Exercise prompt:
Please copy every line of the records below that holds the word "Забайкальского".

* Start Record excerpts *

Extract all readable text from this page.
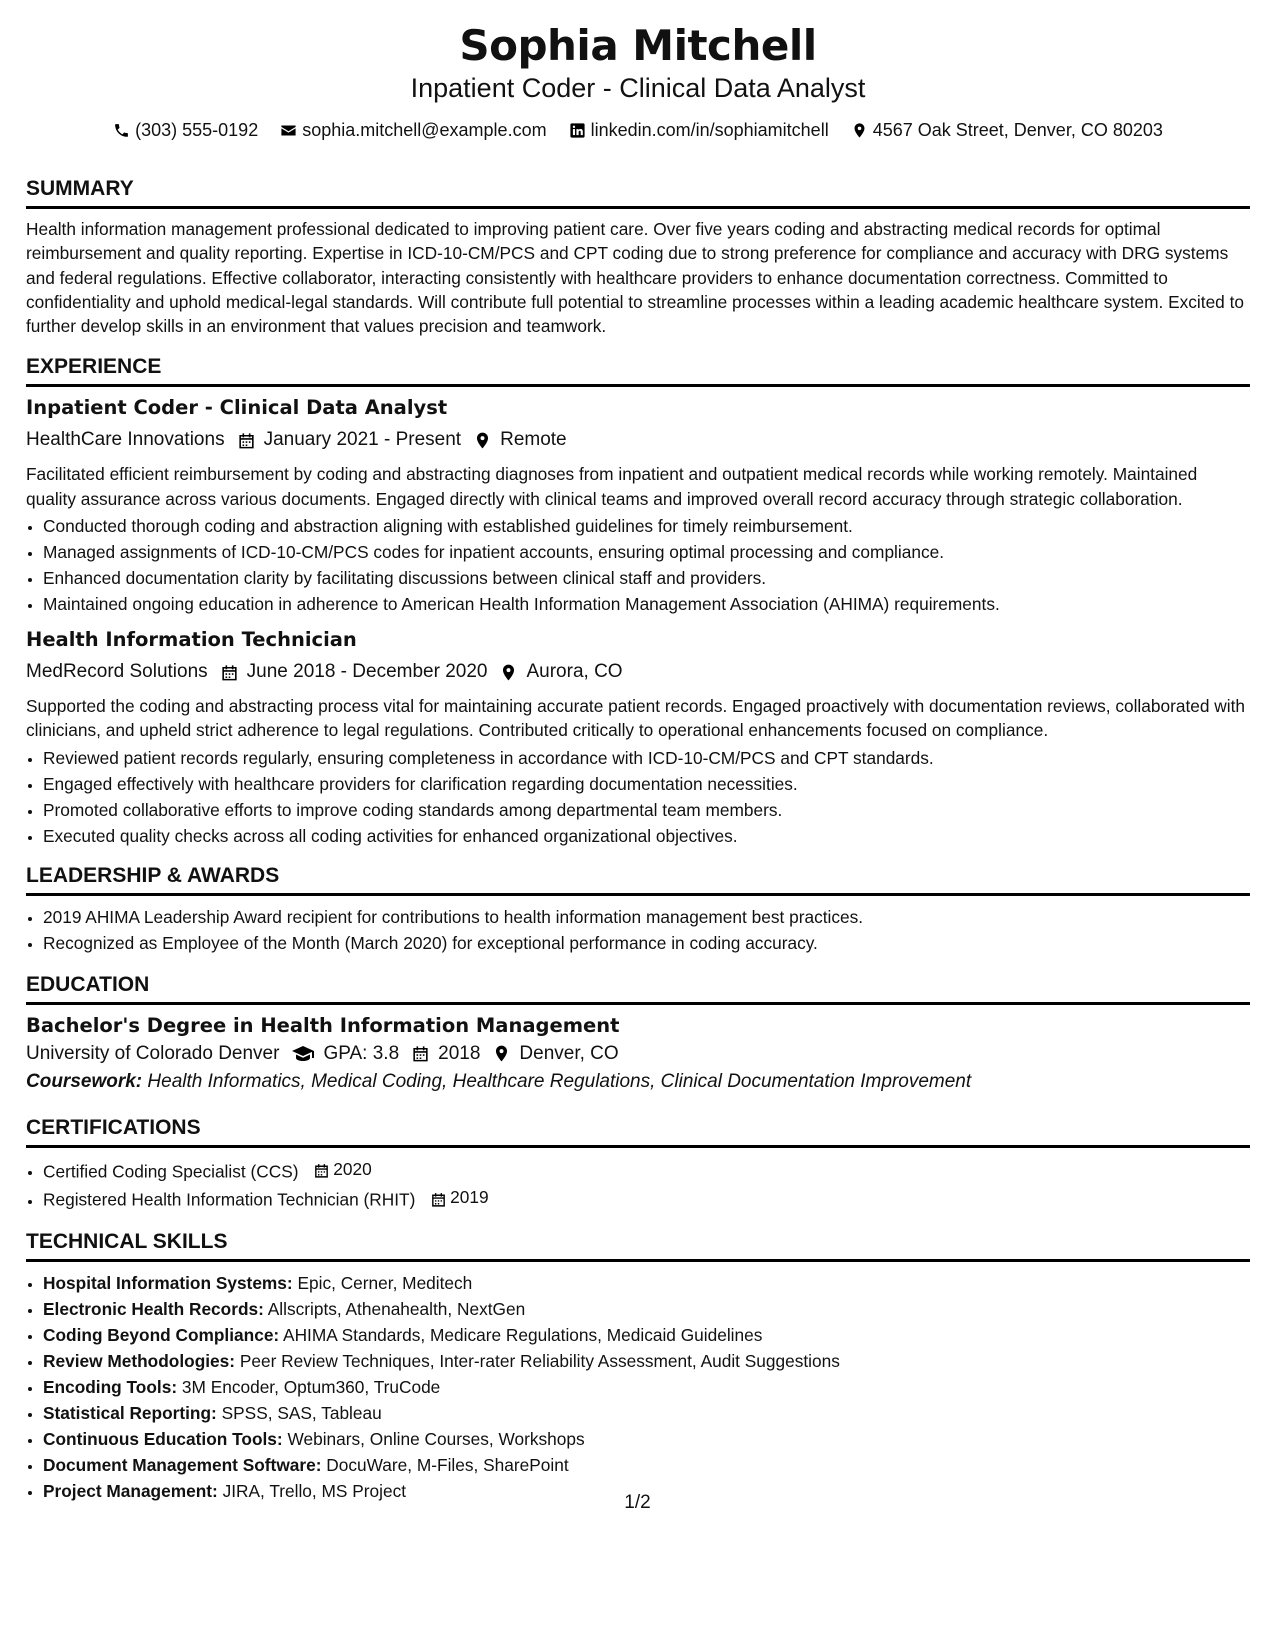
Sophia Mitchell
Inpatient Coder - Clinical Data Analyst
(303) 555-0192 sophia.mitchell@example.com linkedin.com/in/sophiamitchell 4567 Oak Street, Denver, CO 80203
SUMMARY
Health information management professional dedicated to improving patient care. Over five years coding and abstracting medical records for optimal reimbursement and quality reporting. Expertise in ICD-10-CM/PCS and CPT coding due to strong preference for compliance and accuracy with DRG systems and federal regulations. Effective collaborator, interacting consistently with healthcare providers to enhance documentation correctness. Committed to confidentiality and uphold medical-legal standards. Will contribute full potential to streamline processes within a leading academic healthcare system. Excited to further develop skills in an environment that values precision and teamwork.
EXPERIENCE
Inpatient Coder - Clinical Data Analyst
HealthCare Innovations January 2021 - Present Remote
Facilitated efficient reimbursement by coding and abstracting diagnoses from inpatient and outpatient medical records while working remotely. Maintained quality assurance across various documents. Engaged directly with clinical teams and improved overall record accuracy through strategic collaboration.
• Conducted thorough coding and abstraction aligning with established guidelines for timely reimbursement.
• Managed assignments of ICD-10-CM/PCS codes for inpatient accounts, ensuring optimal processing and compliance.
• Enhanced documentation clarity by facilitating discussions between clinical staff and providers.
• Maintained ongoing education in adherence to American Health Information Management Association (AHIMA) requirements.
Health Information Technician
MedRecord Solutions June 2018 - December 2020 Aurora, CO
Supported the coding and abstracting process vital for maintaining accurate patient records. Engaged proactively with documentation reviews, collaborated with clinicians, and upheld strict adherence to legal regulations. Contributed critically to operational enhancements focused on compliance.
• Reviewed patient records regularly, ensuring completeness in accordance with ICD-10-CM/PCS and CPT standards.
• Engaged effectively with healthcare providers for clarification regarding documentation necessities.
• Promoted collaborative efforts to improve coding standards among departmental team members.
• Executed quality checks across all coding activities for enhanced organizational objectives.
LEADERSHIP & AWARDS
• 2019 AHIMA Leadership Award recipient for contributions to health information management best practices.
• Recognized as Employee of the Month (March 2020) for exceptional performance in coding accuracy.
EDUCATION
Bachelor's Degree in Health Information Management
University of Colorado Denver GPA: 3.8 2018 Denver, CO
Coursework: Health Informatics, Medical Coding, Healthcare Regulations, Clinical Documentation Improvement
CERTIFICATIONS
• Certified Coding Specialist (CCS) 2020
• Registered Health Information Technician (RHIT) 2019
TECHNICAL SKILLS
• Hospital Information Systems: Epic, Cerner, Meditech
• Electronic Health Records: Allscripts, Athenahealth, NextGen
• Coding Beyond Compliance: AHIMA Standards, Medicare Regulations, Medicaid Guidelines
• Review Methodologies: Peer Review Techniques, Inter-rater Reliability Assessment, Audit Suggestions
• Encoding Tools: 3M Encoder, Optum360, TruCode
• Statistical Reporting: SPSS, SAS, Tableau
• Continuous Education Tools: Webinars, Online Courses, Workshops
• Document Management Software: DocuWare, M-Files, SharePoint
• Project Management: JIRA, Trello, MS Project
1/2
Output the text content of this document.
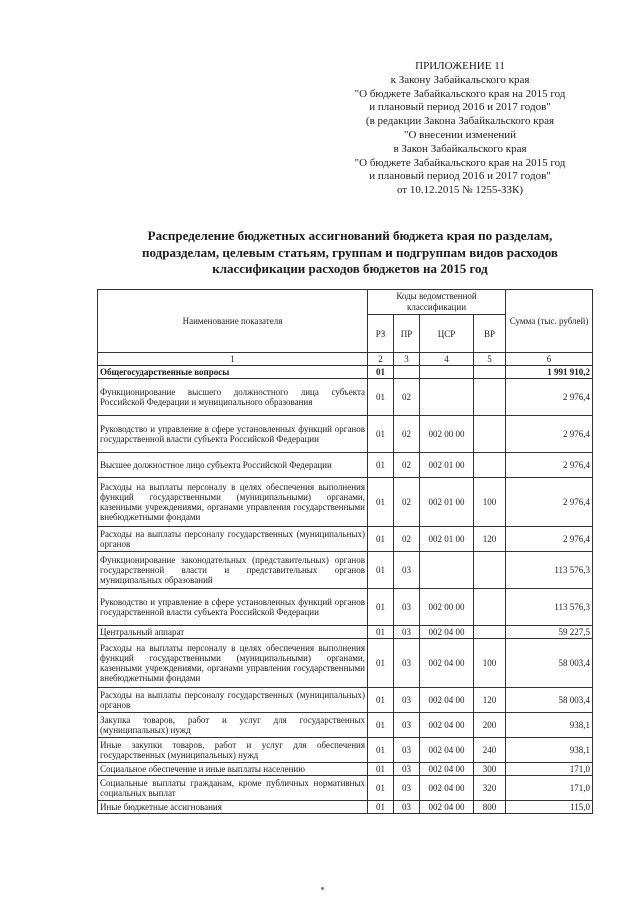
ПРИЛОЖЕНИЕ 11
к Закону Забайкальского края
"О бюджете Забайкальского края на 2015 год
и плановый период 2016 и 2017 годов"
(в редакции Закона Забайкальского края
"О внесении изменений
в Закон Забайкальского края
"О бюджете Забайкальского края на 2015 год
и плановый период 2016 и 2017 годов"
от 10.12.2015 № 1255-ЗЗК)
Распределение бюджетных ассигнований бюджета края по разделам,
подразделам, целевым статьям, группам и подгруппам видов расходов
классификации расходов бюджетов на 2015 год
Наименование показателя	Коды ведомственной классификации				Сумма (тыс. рублей)
	РЗ	ПР	ЦСР	ВР	
1	2	3	4	5	6
Общегосударственные вопросы	01				1 991 910,2
Функционирование высшего должностного лица субъекта Российской Федерации и муниципального образования	01	02			2 976,4
Руководство и управление в сфере установленных функций органов государственной власти субъекта Российской Федерации	01	02	002 00 00		2 976,4
Высшее должностное лицо субъекта Российской Федерации	01	02	002 01 00		2 976,4
Расходы на выплаты персоналу в целях обеспечения выполнения функций государственными (муниципальными) органами, казенными учреждениями, органами управления государственными внебюджетными фондами	01	02	002 01 00	100	2 976,4
Расходы на выплаты персоналу государственных (муниципальных) органов	01	02	002 01 00	120	2 976,4
Функционирование законодательных (представительных) органов государственной власти и представительных органов муниципальных образований	01	03			113 576,3
Руководство и управление в сфере установленных функций органов государственной власти субъекта Российской Федерации	01	03	002 00 00		113 576,3
Центральный аппарат	01	03	002 04 00		59 227,5
Расходы на выплаты персоналу в целях обеспечения выполнения функций государственными (муниципальными) органами, казенными учреждениями, органами управления государственными внебюджетными фондами	01	03	002 04 00	100	58 003,4
Расходы на выплаты персоналу государственных (муниципальных) органов	01	03	002 04 00	120	58 003,4
Закупка товаров, работ и услуг для государственных (муниципальных) нужд	01	03	002 04 00	200	938,1
Иные закупки товаров, работ и услуг для обеспечения государственных (муниципальных) нужд	01	03	002 04 00	240	938,1
Социальное обеспечение и иные выплаты населению	01	03	002 04 00	300	171,0
Социальные выплаты гражданам, кроме публичных нормативных социальных выплат	01	03	002 04 00	320	171,0
Иные бюджетные ассигнования	01	03	002 04 00	800	115,0
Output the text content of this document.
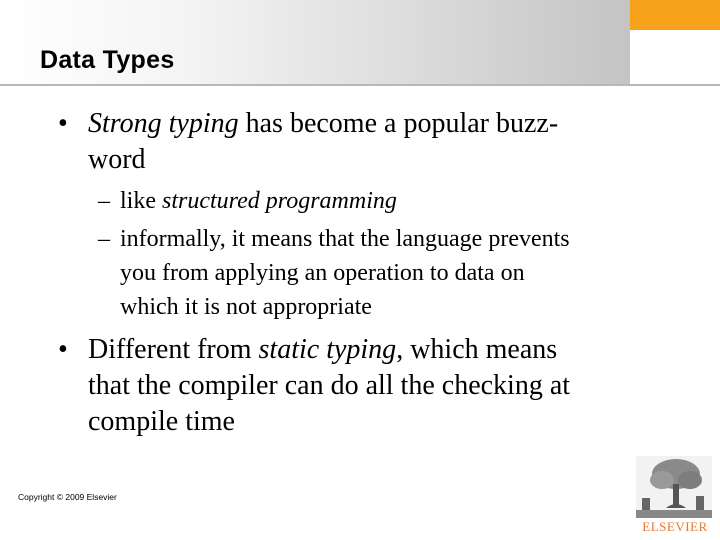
Data Types
• Strong typing has become a popular buzz-
word
– like structured programming
– informally, it means that the language prevents
you from applying an operation to data on
which it is not appropriate
• Different from static typing, which means
that the compiler can do all the checking at
compile time
Copyright © 2009 Elsevier
ELSEVIER
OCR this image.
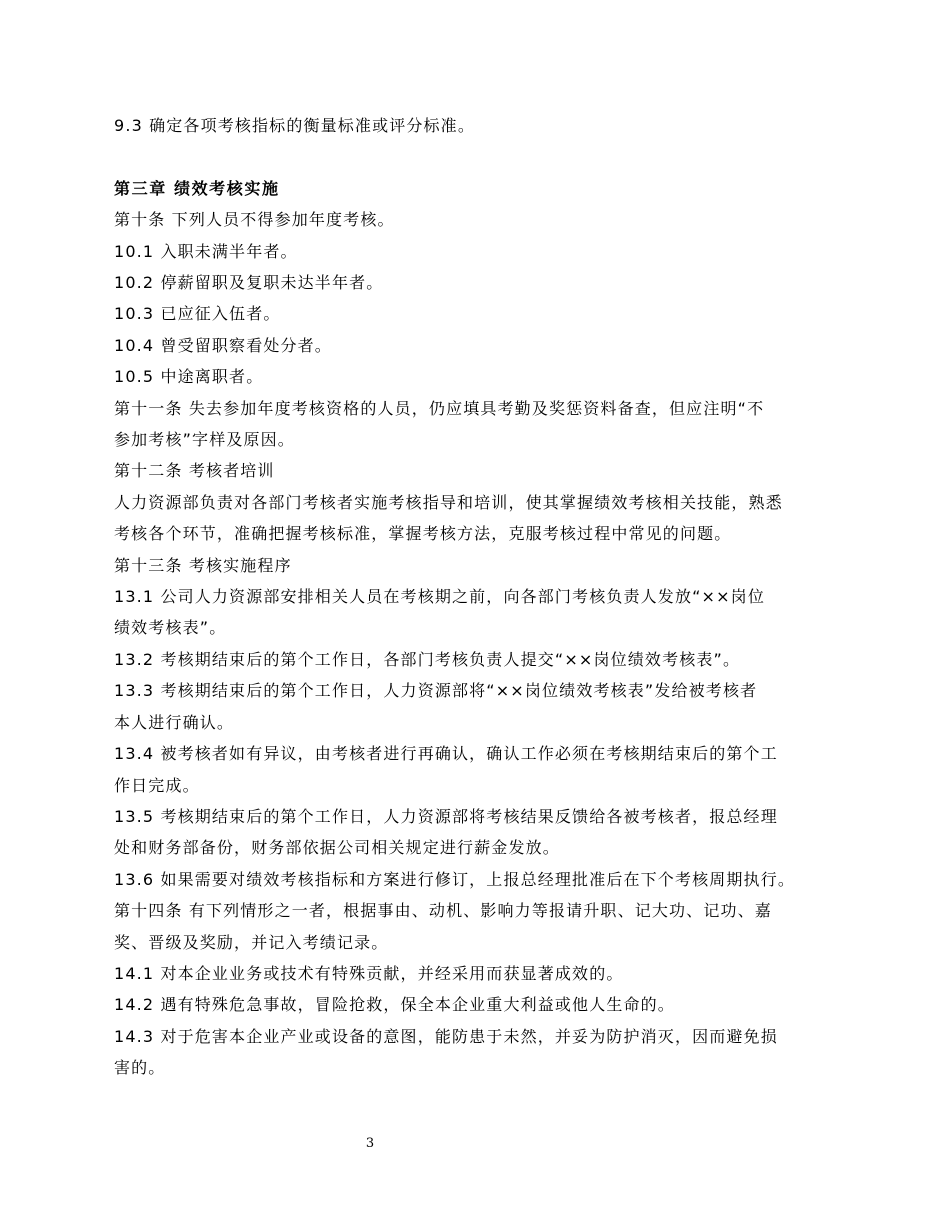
9.3 确定各项考核指标的衡量标准或评分标准。
第三章 绩效考核实施
第十条 下列人员不得参加年度考核。
10.1 入职未满半年者。
10.2 停薪留职及复职未达半年者。
10.3 已应征入伍者。
10.4 曾受留职察看处分者。
10.5 中途离职者。
第十一条 失去参加年度考核资格的人员，仍应填具考勤及奖惩资料备查，但应注明“不
参加考核”字样及原因。
第十二条 考核者培训
人力资源部负责对各部门考核者实施考核指导和培训，使其掌握绩效考核相关技能，熟悉
考核各个环节，准确把握考核标准，掌握考核方法，克服考核过程中常见的问题。
第十三条 考核实施程序
13.1 公司人力资源部安排相关人员在考核期之前，向各部门考核负责人发放“××岗位
绩效考核表”。
13.2 考核期结束后的第个工作日，各部门考核负责人提交“××岗位绩效考核表”。
13.3 考核期结束后的第个工作日，人力资源部将“××岗位绩效考核表”发给被考核者
本人进行确认。
13.4 被考核者如有异议，由考核者进行再确认，确认工作必须在考核期结束后的第个工
作日完成。
13.5 考核期结束后的第个工作日，人力资源部将考核结果反馈给各被考核者，报总经理
处和财务部备份，财务部依据公司相关规定进行薪金发放。
13.6 如果需要对绩效考核指标和方案进行修订，上报总经理批准后在下个考核周期执行。
第十四条 有下列情形之一者，根据事由、动机、影响力等报请升职、记大功、记功、嘉
奖、晋级及奖励，并记入考绩记录。
14.1 对本企业业务或技术有特殊贡献，并经采用而获显著成效的。
14.2 遇有特殊危急事故，冒险抢救，保全本企业重大利益或他人生命的。
14.3 对于危害本企业产业或设备的意图，能防患于未然，并妥为防护消灭，因而避免损
害的。
3
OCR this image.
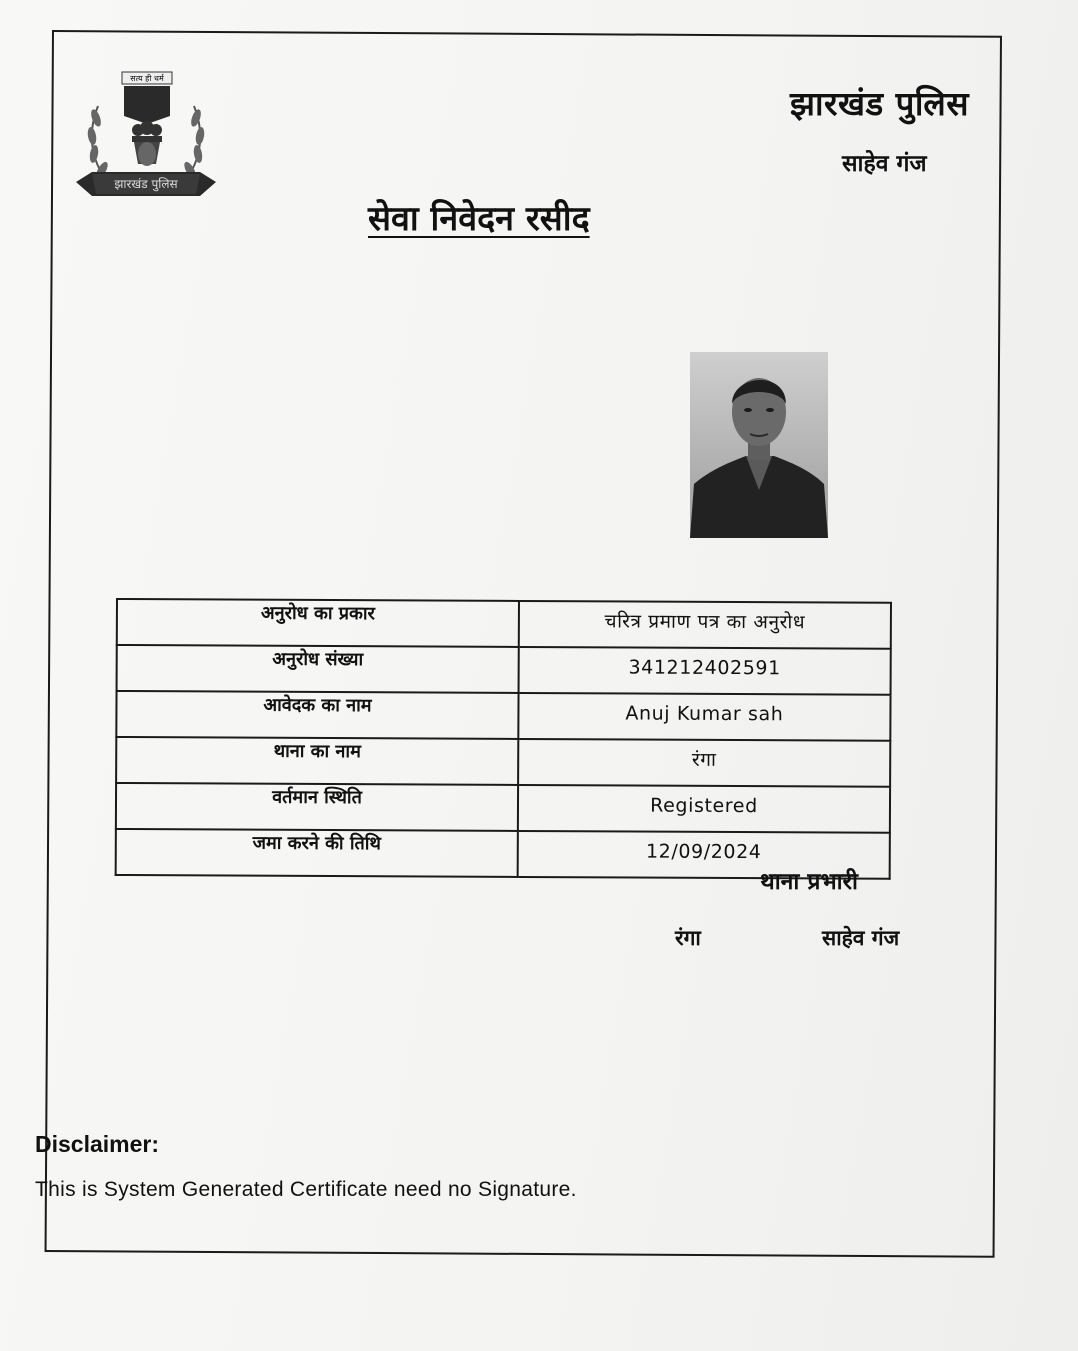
सत्य ही धर्म
झारखंड पुलिस
झारखंड पुलिस
साहेव गंज
सेवा निवेदन रसीद
अनुरोध का प्रकार	चरित्र प्रमाण पत्र का अनुरोध
अनुरोध संख्या	341212402591
आवेदक का नाम	Anuj Kumar sah
थाना का नाम	रंगा
वर्तमान स्थिति	Registered
जमा करने की तिथि	12/09/2024
थाना प्रभारी
रंगा	साहेव गंज
Disclaimer:
This is System Generated Certificate need no Signature.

* End Record excerpts *

Result:
к Закону Забайкальского края
"О бюджете Забайкальского края на 2015 год
(в редакции Закона Забайкальского края
в Закон Забайкальского края
"О бюджете Забайкальского края на 2015 год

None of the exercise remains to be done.